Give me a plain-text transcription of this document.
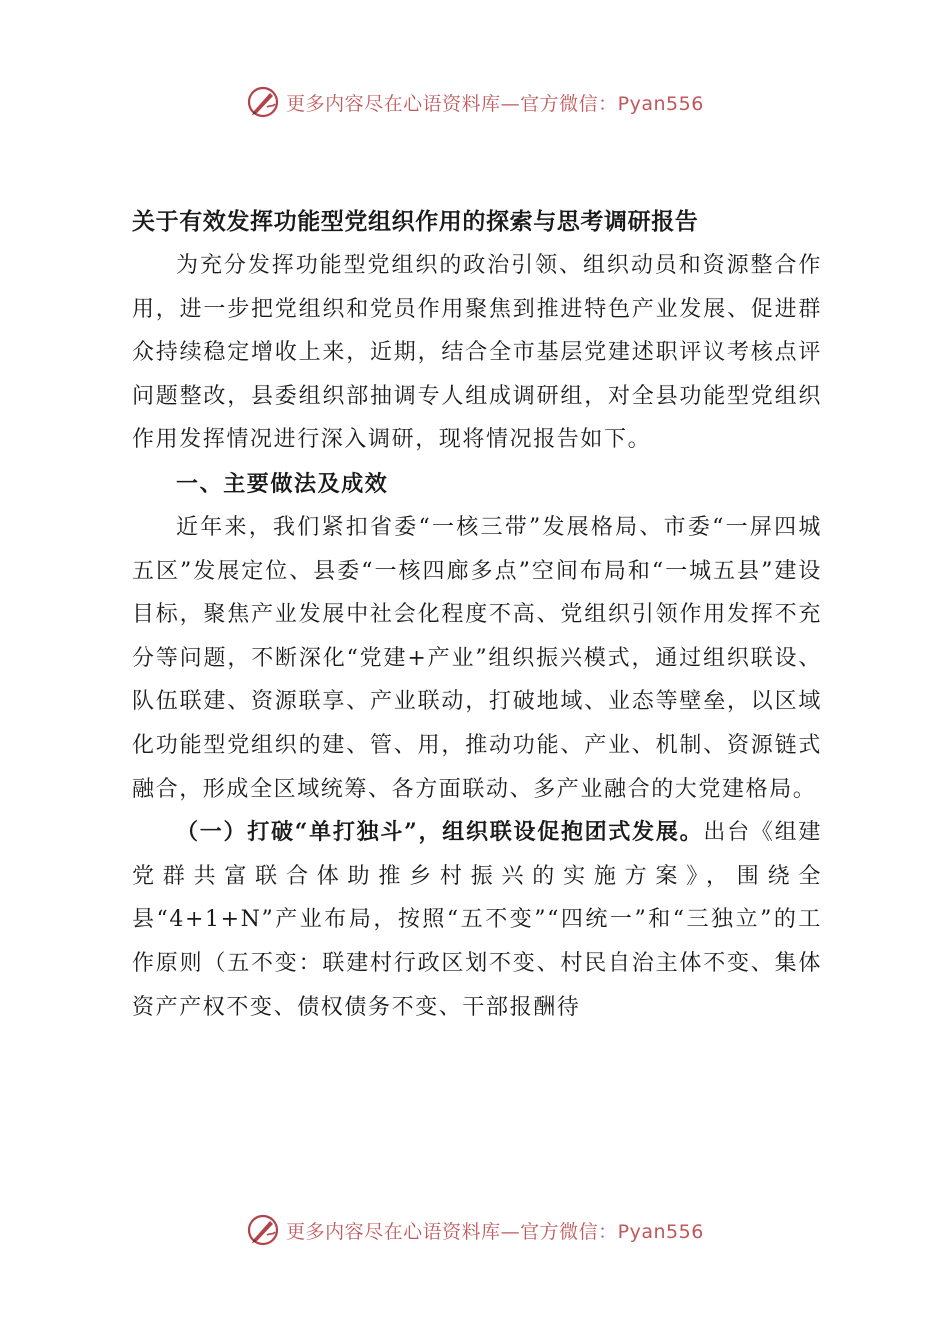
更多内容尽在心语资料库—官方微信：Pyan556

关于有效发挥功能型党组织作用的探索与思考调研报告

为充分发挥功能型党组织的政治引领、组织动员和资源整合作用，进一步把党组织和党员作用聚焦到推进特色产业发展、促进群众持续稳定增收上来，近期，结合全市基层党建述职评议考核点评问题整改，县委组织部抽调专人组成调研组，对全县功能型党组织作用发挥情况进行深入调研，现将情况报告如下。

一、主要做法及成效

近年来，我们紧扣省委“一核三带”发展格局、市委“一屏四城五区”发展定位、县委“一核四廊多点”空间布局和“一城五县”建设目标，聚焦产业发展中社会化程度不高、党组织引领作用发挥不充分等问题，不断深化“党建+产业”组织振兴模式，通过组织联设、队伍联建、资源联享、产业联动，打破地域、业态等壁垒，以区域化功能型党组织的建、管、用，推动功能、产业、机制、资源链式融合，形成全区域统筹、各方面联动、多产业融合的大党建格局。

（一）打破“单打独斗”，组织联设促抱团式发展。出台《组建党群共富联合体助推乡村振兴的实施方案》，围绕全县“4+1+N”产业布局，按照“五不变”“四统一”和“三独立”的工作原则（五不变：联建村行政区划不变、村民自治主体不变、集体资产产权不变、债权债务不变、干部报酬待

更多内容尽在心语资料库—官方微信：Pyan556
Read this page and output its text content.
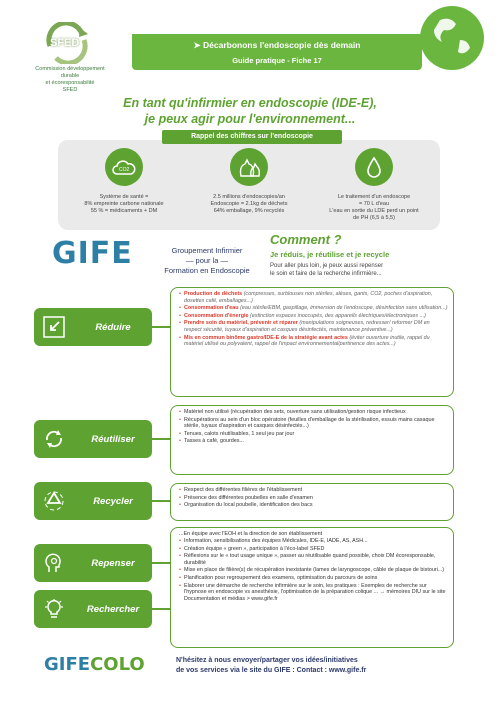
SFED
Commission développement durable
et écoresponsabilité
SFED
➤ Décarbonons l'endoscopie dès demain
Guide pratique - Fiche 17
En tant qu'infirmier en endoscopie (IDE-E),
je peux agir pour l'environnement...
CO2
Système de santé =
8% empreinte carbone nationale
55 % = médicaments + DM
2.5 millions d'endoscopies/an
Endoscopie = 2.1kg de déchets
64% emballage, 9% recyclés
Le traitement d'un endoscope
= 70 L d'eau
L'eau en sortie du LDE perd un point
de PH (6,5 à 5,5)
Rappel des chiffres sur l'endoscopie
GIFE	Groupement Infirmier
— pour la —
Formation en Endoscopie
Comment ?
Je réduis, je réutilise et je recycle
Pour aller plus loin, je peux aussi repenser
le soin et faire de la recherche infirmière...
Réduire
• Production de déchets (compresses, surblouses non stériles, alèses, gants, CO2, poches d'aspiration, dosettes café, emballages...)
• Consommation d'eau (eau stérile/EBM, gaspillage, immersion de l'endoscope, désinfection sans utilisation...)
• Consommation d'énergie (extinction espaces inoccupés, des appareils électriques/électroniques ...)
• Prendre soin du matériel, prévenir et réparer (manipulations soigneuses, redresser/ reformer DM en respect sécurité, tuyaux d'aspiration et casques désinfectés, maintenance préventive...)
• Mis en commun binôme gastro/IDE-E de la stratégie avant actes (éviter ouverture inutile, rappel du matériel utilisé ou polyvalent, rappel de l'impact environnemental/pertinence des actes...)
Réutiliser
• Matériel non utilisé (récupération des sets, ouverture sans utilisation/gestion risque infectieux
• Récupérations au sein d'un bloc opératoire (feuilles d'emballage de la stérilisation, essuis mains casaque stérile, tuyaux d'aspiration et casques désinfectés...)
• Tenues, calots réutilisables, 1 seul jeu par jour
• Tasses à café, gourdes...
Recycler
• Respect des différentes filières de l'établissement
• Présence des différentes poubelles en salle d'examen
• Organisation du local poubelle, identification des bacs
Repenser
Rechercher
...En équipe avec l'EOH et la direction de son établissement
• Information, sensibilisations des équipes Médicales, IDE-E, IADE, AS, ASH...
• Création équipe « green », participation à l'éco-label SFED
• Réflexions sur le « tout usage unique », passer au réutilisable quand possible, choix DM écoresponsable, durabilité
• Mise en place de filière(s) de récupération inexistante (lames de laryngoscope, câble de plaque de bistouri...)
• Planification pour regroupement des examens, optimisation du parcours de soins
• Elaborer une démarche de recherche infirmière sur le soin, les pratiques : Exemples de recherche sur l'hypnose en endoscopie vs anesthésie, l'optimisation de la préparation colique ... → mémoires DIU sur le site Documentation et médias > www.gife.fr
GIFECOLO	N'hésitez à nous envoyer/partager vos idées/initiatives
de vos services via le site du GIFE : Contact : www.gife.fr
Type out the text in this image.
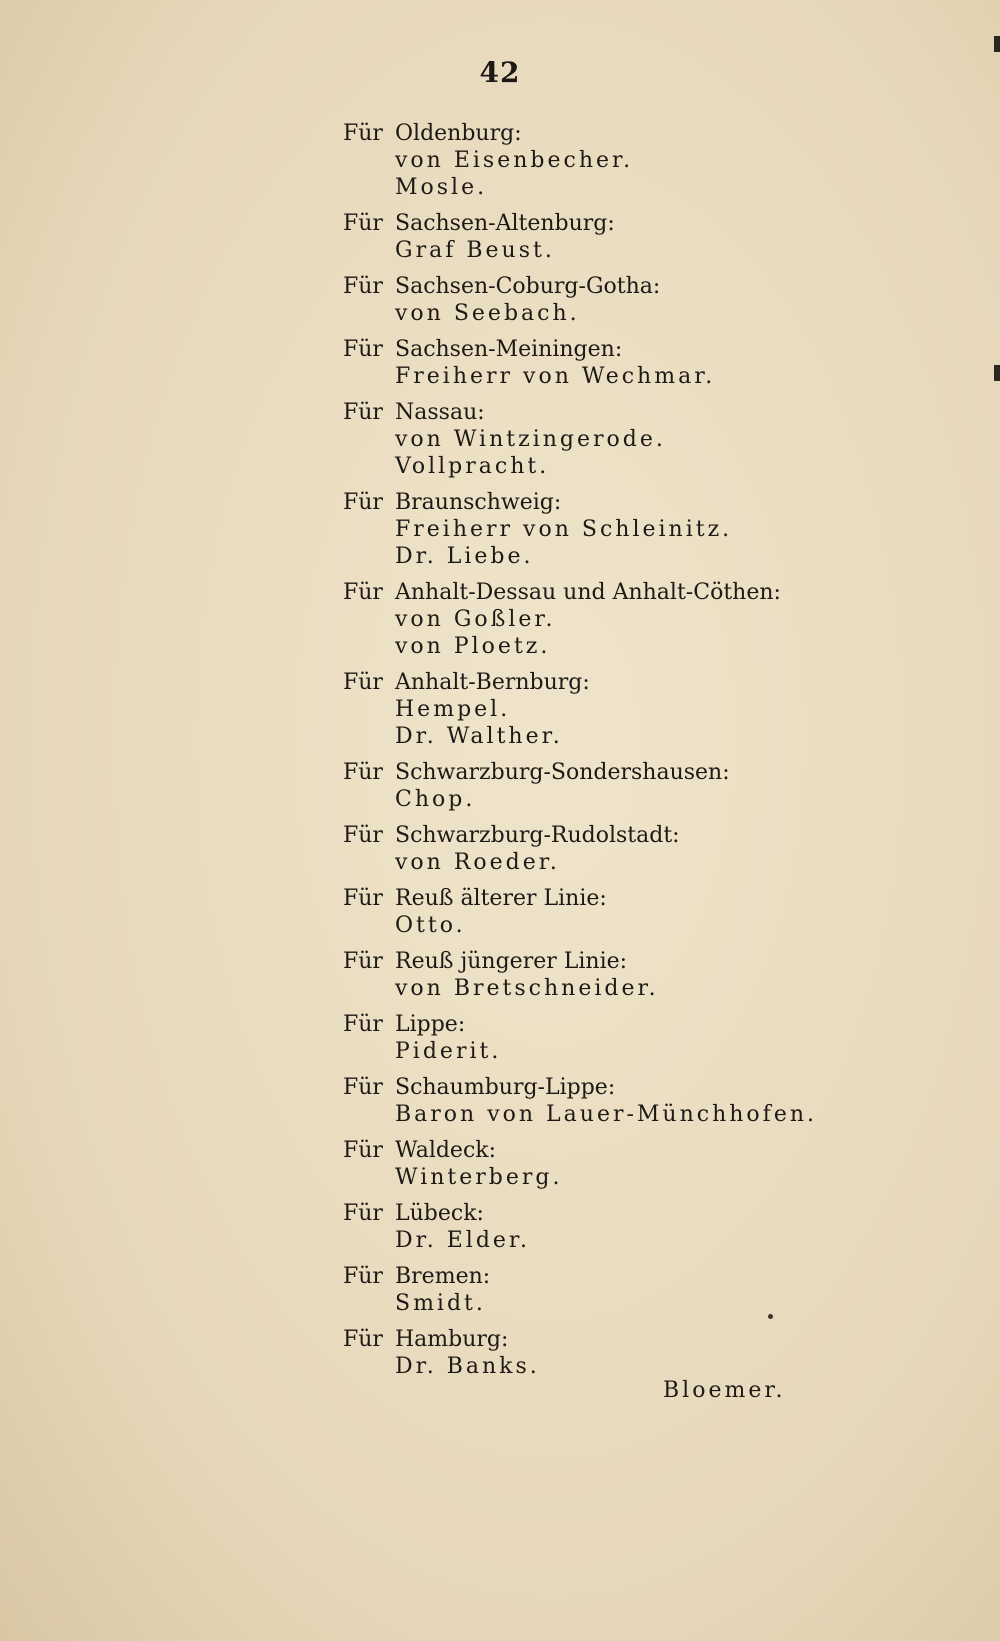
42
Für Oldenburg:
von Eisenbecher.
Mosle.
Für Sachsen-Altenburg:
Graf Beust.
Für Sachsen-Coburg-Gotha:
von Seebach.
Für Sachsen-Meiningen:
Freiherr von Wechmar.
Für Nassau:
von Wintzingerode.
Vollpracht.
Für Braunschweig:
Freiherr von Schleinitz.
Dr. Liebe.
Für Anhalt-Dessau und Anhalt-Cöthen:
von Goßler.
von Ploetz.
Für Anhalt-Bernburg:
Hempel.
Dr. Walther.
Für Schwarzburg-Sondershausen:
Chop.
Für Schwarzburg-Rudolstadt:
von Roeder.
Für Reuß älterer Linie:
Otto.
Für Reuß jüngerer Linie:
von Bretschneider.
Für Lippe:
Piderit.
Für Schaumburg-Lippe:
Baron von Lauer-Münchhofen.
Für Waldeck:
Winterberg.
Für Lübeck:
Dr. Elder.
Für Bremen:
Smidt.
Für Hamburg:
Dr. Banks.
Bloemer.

--------------------

**WHAT THE TASK ASKS:**
Give the number of lines above in which the word "déchets" occurs, with nothing else.

**TASK OUTPUT:**
2